- WHAT THE TASK REQUIRES: Write out all of the entries exactly as given.

- DATASET RECORDS:
_ _ _

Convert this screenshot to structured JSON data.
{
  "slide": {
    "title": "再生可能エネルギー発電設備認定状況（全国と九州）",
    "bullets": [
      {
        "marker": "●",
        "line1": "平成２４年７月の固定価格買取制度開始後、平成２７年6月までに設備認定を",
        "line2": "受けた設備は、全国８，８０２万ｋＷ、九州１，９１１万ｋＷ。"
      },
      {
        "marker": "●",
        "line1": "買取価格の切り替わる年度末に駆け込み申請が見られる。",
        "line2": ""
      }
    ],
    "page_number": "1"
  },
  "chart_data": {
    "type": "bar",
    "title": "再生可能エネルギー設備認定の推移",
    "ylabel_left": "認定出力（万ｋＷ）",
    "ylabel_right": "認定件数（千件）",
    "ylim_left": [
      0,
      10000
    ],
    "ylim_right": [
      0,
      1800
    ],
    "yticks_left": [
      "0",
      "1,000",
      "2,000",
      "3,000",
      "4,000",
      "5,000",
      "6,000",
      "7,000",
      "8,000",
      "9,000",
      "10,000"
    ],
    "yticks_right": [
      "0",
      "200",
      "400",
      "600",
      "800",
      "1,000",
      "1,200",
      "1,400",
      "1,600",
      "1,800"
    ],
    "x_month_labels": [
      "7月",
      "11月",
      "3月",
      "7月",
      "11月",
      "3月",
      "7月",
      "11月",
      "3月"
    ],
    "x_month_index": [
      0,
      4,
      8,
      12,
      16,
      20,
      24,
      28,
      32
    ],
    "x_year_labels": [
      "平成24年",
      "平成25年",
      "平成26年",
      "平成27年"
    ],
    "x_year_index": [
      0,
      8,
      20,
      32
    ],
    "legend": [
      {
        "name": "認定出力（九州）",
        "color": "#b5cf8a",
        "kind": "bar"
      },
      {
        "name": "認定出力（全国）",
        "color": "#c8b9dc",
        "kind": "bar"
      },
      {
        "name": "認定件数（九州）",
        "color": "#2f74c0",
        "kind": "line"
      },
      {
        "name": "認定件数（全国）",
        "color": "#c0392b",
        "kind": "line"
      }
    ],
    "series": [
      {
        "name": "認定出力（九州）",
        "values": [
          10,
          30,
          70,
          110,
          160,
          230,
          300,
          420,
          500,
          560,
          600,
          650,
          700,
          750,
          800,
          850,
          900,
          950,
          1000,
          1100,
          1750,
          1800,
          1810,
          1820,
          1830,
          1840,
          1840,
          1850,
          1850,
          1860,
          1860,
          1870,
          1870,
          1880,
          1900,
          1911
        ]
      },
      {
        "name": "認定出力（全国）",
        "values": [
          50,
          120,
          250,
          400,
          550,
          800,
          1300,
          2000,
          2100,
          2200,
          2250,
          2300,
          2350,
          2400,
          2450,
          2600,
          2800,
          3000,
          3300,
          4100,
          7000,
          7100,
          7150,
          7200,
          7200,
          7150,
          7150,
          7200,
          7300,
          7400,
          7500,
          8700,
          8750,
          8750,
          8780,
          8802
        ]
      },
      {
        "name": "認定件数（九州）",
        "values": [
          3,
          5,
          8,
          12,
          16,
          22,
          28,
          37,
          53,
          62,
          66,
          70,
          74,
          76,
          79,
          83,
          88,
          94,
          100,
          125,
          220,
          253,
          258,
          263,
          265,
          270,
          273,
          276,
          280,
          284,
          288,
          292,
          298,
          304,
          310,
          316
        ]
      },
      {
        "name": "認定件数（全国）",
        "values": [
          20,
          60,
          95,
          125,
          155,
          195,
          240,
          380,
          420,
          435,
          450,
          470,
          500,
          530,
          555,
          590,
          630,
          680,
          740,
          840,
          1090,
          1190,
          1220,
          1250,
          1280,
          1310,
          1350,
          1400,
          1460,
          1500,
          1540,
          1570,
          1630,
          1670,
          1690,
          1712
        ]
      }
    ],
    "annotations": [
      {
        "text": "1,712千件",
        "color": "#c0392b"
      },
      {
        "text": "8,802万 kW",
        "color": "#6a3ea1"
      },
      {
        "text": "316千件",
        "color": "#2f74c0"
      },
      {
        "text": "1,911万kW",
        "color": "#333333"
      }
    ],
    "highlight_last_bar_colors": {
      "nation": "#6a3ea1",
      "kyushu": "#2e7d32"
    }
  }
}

_ _ _

- FINISHED EXERCISE:
Convert this screenshot to structured JSON data.
{
  "slide": {
    "title": "再生可能エネルギー発電設備認定状況（全国と九州）",
    "bullets": [
      {
        "marker": "●",
        "line1": "平成２４年７月の固定価格買取制度開始後、平成２７年6月までに設備認定を",
        "line2": "受けた設備は、全国８，８０２万ｋＷ、九州１，９１１万ｋＷ。"
      },
      {
        "marker": "●",
        "line1": "買取価格の切り替わる年度末に駆け込み申請が見られる。",
        "line2": ""
      }
    ],
    "page_number": "1"
  },
  "chart_data": {
    "type": "bar",
    "title": "再生可能エネルギー設備認定の推移",
    "ylabel_left": "認定出力（万ｋＷ）",
    "ylabel_right": "認定件数（千件）",
    "ylim_left": [
      0,
      10000
    ],
    "ylim_right": [
      0,
      1800
    ],
    "yticks_left": [
      "0",
      "1,000",
      "2,000",
      "3,000",
      "4,000",
      "5,000",
      "6,000",
      "7,000",
      "8,000",
      "9,000",
      "10,000"
    ],
    "yticks_right": [
      "0",
      "200",
      "400",
      "600",
      "800",
      "1,000",
      "1,200",
      "1,400",
      "1,600",
      "1,800"
    ],
    "x_month_labels": [
      "7月",
      "11月",
      "3月",
      "7月",
      "11月",
      "3月",
      "7月",
      "11月",
      "3月"
    ],
    "x_month_index": [
      0,
      4,
      8,
      12,
      16,
      20,
      24,
      28,
      32
    ],
    "x_year_labels": [
      "平成24年",
      "平成25年",
      "平成26年",
      "平成27年"
    ],
    "x_year_index": [
      0,
      8,
      20,
      32
    ],
    "legend": [
      {
        "name": "認定出力（九州）",
        "color": "#b5cf8a",
        "kind": "bar"
      },
      {
        "name": "認定出力（全国）",
        "color": "#c8b9dc",
        "kind": "bar"
      },
      {
        "name": "認定件数（九州）",
        "color": "#2f74c0",
        "kind": "line"
      },
      {
        "name": "認定件数（全国）",
        "color": "#c0392b",
        "kind": "line"
      }
    ],
    "series": [
      {
        "name": "認定出力（九州）",
        "values": [
          10,
          30,
          70,
          110,
          160,
          230,
          300,
          420,
          500,
          560,
          600,
          650,
          700,
          750,
          800,
          850,
          900,
          950,
          1000,
          1100,
          1750,
          1800,
          1810,
          1820,
          1830,
          1840,
          1840,
          1850,
          1850,
          1860,
          1860,
          1870,
          1870,
          1880,
          1900,
          1911
        ]
      },
      {
        "name": "認定出力（全国）",
        "values": [
          50,
          120,
          250,
          400,
          550,
          800,
          1300,
          2000,
          2100,
          2200,
          2250,
          2300,
          2350,
          2400,
          2450,
          2600,
          2800,
          3000,
          3300,
          4100,
          7000,
          7100,
          7150,
          7200,
          7200,
          7150,
          7150,
          7200,
          7300,
          7400,
          7500,
          8700,
          8750,
          8750,
          8780,
          8802
        ]
      },
      {
        "name": "認定件数（九州）",
        "values": [
          3,
          5,
          8,
          12,
          16,
          22,
          28,
          37,
          53,
          62,
          66,
          70,
          74,
          76,
          79,
          83,
          88,
          94,
          100,
          125,
          220,
          253,
          258,
          263,
          265,
          270,
          273,
          276,
          280,
          284,
          288,
          292,
          298,
          304,
          310,
          316
        ]
      },
      {
        "name": "認定件数（全国）",
        "values": [
          20,
          60,
          95,
          125,
          155,
          195,
          240,
          380,
          420,
          435,
          450,
          470,
          500,
          530,
          555,
          590,
          630,
          680,
          740,
          840,
          1090,
          1190,
          1220,
          1250,
          1280,
          1310,
          1350,
          1400,
          1460,
          1500,
          1540,
          1570,
          1630,
          1670,
          1690,
          1712
        ]
      }
    ],
    "annotations": [
      {
        "text": "1,712千件",
        "color": "#c0392b"
      },
      {
        "text": "8,802万 kW",
        "color": "#6a3ea1"
      },
      {
        "text": "316千件",
        "color": "#2f74c0"
      },
      {
        "text": "1,911万kW",
        "color": "#333333"
      }
    ],
    "highlight_last_bar_colors": {
      "nation": "#6a3ea1",
      "kyushu": "#2e7d32"
    }
  }
}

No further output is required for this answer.